→ Requisitos da tarefa
Traduza para inglês esta frase do excerto do romance, no texto abaixo: «Renovação quer dizer mudança, continuidade quer dizer conservação.»

→ Segmento de texto
Releio 'O Último Verão na Ria Formosa', primeiro romance de José António Saraiva ('Dom Quixote') e, na pág. 45, fixo-me na narrativa:
«Jacinto desembarca no Terreiro do Paço e toma o caminho do Cais do Sodré, a pé, pela Rua do Arsenal (...) Nas paredes vêem-se cartazes rasgados presos pelas pontas e com a tinta comida pelo sol onde Marcello Caetano sorri e se lê uma única frase: "Renovação na Continuidade". Jacinto de Jesus pensa que aquela frase tão curta contém uma contradição. Renovação quer dizer mudança, continuidade quer dizer conservação. Marcello Caetano afirma que está disposto a renovar - para satisfazer aqueles que querem alterações no regime - mas ao mesmo tempo diz que deseja a continuidade - para contentar os que querem que nada mude. «Renovação na Continuidade». Mudança e estagnação ao mesmo tempo. Jacinto percebe que Marcello Caetano está numa encruzilhada e será muito difícil sair dela. Até porque no rosto do Presidente do Conselho o médico descobre uma hesitação, uma falta de convicção, um sorriso equívoco, talvez uma fraqueza de vontade. Este homem não sabe bem o que quer, pensa Jacinto, ou talvez saiba o que quer mas pense que nunca o poderá fazer porque não terá força para isso. E se tivesse não o deixariam (...)».

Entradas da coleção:

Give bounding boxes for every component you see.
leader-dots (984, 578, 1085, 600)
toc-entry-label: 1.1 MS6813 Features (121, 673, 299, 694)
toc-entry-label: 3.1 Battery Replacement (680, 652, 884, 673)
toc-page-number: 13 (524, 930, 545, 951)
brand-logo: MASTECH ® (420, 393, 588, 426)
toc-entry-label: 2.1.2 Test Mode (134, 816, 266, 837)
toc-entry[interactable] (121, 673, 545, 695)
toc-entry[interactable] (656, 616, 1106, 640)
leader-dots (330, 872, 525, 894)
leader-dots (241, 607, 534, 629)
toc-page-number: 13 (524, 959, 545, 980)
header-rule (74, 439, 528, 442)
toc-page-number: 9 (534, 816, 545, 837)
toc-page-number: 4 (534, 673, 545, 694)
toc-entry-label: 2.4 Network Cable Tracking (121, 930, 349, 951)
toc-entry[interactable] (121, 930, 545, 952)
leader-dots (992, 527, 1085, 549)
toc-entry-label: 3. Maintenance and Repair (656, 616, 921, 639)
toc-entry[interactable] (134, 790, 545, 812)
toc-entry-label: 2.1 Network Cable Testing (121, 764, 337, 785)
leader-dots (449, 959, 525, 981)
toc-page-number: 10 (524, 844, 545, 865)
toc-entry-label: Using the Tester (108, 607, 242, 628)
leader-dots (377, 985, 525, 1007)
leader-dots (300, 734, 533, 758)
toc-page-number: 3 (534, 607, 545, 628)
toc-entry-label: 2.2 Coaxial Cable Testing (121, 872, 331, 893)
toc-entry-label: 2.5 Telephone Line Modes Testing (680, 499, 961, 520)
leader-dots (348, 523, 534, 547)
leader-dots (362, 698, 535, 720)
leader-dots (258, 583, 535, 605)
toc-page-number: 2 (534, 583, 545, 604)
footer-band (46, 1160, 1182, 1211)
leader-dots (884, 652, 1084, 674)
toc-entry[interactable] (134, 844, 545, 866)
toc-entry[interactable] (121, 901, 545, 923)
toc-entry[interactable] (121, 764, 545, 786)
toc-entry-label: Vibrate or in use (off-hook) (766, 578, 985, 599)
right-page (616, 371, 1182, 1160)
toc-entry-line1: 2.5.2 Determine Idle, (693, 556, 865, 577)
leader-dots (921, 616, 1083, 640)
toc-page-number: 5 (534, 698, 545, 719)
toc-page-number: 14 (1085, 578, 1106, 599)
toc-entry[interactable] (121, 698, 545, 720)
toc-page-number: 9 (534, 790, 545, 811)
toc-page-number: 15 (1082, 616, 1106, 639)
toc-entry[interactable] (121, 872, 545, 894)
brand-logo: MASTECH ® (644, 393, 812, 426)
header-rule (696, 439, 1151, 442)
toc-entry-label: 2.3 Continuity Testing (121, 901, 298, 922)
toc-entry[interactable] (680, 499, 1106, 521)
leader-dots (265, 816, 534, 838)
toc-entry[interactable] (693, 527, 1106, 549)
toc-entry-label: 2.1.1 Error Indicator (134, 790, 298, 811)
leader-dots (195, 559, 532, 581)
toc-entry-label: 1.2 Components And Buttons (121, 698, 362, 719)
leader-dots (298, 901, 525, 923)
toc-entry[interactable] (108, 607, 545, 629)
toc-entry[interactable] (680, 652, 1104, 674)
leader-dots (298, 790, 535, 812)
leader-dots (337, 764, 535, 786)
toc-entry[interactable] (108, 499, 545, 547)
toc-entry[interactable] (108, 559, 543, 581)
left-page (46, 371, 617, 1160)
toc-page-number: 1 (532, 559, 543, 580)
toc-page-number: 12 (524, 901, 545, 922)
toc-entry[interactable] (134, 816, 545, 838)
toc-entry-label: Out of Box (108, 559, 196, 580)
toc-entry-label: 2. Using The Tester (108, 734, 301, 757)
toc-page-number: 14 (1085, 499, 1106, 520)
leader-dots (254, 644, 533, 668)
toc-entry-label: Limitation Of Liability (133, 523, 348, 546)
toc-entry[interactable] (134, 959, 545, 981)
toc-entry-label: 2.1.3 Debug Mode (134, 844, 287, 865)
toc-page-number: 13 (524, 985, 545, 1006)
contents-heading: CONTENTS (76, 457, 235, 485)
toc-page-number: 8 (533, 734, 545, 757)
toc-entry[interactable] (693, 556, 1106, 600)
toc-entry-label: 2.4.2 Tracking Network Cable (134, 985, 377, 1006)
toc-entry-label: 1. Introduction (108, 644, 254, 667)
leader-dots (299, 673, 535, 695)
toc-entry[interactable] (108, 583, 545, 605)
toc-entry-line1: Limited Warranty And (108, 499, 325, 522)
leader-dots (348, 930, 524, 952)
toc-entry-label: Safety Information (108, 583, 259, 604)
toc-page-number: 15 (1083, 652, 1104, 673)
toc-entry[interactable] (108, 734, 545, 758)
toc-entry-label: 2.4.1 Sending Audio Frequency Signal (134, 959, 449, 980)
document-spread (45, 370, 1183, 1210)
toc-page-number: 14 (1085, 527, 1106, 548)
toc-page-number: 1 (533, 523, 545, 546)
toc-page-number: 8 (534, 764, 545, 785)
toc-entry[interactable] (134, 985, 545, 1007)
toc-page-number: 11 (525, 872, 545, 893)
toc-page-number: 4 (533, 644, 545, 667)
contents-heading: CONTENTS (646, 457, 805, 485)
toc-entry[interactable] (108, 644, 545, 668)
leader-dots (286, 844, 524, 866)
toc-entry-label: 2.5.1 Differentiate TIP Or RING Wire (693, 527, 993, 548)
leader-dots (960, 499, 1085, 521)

→ Resposta
Renewal means change, continuity means conservation.